- The problem -
Give, as a bare number, the count of lines that contain the word "Unmasked".

- Material for this exercise -
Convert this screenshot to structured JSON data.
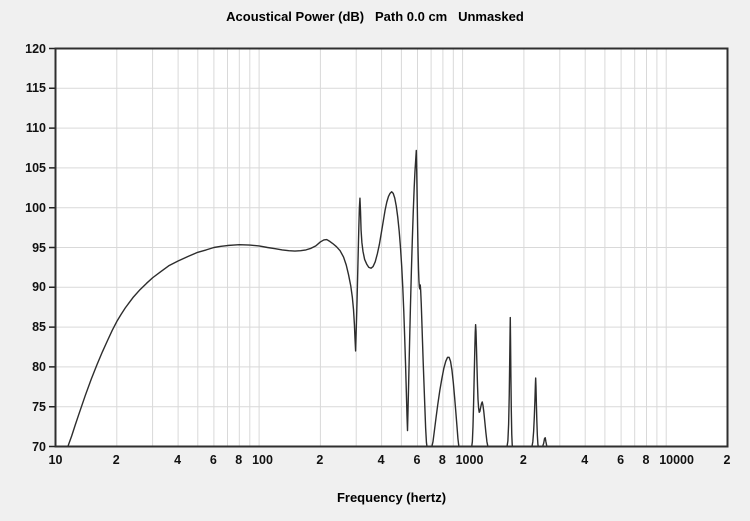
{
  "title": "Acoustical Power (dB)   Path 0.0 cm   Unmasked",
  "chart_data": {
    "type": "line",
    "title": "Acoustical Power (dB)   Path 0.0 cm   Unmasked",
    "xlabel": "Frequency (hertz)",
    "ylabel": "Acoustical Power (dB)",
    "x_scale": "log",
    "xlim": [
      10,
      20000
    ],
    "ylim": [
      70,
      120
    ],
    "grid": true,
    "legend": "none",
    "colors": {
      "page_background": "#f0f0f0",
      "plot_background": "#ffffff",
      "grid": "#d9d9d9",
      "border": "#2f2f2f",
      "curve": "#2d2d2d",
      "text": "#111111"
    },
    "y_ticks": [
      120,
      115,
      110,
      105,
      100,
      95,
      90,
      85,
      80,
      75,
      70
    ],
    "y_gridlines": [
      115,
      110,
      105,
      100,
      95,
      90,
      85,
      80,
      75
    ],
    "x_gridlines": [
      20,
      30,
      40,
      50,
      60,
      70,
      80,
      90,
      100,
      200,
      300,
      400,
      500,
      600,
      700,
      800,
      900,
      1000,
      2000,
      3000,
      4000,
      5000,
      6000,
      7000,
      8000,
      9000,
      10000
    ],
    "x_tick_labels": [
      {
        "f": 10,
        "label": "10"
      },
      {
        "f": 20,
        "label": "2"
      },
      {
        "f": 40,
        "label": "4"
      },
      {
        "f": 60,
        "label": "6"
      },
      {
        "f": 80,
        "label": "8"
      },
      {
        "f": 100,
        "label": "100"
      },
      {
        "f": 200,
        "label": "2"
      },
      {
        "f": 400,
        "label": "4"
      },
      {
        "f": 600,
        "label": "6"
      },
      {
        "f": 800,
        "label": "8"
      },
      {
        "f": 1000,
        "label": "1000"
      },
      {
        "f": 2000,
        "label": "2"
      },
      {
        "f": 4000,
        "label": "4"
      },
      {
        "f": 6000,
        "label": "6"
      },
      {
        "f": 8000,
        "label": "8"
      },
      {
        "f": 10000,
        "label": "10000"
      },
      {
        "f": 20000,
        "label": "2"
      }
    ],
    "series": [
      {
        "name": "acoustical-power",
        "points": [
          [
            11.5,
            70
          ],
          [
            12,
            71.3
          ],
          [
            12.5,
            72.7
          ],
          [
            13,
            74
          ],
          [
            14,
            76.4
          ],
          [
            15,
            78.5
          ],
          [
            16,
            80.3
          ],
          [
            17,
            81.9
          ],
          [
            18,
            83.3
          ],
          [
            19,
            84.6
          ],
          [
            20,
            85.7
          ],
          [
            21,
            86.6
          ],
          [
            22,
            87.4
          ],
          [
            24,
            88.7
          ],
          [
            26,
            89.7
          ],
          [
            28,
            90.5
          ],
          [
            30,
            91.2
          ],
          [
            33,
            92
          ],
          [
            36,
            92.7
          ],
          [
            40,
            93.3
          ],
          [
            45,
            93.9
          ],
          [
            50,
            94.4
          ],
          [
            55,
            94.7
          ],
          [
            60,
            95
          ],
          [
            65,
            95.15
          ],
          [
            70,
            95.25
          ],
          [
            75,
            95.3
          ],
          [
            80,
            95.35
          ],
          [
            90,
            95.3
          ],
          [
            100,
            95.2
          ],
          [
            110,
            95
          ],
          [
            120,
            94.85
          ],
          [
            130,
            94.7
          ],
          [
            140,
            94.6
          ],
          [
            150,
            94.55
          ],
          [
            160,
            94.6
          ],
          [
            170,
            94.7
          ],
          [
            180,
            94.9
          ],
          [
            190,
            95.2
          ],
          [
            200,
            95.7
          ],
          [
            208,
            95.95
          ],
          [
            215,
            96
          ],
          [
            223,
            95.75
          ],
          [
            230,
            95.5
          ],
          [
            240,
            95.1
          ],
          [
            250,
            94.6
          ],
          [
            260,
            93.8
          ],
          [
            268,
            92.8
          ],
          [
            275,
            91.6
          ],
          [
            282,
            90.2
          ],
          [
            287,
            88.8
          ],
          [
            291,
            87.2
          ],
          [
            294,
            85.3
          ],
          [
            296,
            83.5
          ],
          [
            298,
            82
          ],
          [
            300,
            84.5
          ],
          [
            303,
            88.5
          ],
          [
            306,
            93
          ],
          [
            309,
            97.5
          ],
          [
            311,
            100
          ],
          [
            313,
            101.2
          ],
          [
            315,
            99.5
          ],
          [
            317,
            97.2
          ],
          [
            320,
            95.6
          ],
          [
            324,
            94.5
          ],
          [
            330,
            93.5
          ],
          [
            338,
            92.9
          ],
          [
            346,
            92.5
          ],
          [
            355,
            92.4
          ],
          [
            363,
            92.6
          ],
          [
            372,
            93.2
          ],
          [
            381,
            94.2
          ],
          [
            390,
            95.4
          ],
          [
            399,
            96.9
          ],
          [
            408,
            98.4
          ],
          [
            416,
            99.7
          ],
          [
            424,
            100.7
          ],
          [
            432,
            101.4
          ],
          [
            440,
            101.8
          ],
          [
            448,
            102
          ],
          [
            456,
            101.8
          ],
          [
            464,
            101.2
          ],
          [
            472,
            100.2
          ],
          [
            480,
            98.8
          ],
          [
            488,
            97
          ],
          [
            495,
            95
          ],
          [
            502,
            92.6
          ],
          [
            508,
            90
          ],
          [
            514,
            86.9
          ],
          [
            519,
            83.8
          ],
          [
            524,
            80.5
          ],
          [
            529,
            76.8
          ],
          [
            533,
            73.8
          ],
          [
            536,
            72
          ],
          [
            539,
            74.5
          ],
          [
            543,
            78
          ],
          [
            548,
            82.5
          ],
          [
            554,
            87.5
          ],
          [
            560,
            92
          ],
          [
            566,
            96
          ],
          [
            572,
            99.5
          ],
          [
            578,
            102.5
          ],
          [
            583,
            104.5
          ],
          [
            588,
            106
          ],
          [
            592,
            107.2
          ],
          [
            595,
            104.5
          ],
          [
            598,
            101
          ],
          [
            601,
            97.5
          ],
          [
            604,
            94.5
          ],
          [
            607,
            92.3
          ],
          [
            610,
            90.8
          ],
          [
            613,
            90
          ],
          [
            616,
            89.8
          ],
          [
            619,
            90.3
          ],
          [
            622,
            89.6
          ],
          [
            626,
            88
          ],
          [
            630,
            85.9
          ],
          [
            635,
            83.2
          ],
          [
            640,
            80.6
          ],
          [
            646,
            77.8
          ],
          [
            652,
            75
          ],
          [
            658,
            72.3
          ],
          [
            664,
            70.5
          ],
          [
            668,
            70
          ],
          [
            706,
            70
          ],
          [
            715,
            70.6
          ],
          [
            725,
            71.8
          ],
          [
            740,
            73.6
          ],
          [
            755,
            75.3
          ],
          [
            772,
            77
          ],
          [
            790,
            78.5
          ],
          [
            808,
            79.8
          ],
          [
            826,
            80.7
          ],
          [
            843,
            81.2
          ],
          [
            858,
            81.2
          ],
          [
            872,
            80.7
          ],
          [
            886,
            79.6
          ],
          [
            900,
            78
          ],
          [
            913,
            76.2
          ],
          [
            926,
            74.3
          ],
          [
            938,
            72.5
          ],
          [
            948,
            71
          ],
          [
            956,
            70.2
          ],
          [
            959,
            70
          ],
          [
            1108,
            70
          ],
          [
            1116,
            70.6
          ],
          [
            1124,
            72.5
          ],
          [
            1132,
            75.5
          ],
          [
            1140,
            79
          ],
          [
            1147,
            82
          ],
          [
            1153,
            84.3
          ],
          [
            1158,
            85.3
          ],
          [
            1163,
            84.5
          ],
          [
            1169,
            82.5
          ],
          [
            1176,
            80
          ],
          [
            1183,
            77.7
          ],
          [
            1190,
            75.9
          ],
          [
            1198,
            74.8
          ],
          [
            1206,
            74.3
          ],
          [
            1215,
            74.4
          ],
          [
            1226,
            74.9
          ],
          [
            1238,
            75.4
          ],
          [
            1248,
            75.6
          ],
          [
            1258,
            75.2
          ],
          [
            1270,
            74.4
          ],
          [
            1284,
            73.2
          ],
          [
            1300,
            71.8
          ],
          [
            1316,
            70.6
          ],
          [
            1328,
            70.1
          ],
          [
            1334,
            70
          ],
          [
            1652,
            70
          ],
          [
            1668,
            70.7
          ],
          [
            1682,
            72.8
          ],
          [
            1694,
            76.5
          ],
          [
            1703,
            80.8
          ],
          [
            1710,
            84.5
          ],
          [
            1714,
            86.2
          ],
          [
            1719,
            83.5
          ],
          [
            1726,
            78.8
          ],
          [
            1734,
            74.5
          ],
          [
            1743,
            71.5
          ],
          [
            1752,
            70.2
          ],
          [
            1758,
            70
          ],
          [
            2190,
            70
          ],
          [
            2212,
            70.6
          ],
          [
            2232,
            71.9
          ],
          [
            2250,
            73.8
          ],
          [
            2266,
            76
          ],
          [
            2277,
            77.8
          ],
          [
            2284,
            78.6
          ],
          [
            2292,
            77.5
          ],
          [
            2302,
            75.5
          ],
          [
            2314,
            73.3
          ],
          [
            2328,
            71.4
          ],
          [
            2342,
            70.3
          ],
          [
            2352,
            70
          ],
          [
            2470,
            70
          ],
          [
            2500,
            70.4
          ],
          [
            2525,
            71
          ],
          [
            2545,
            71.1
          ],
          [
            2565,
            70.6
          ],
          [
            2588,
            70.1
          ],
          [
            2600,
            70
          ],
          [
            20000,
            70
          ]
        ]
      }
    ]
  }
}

- Output below -
2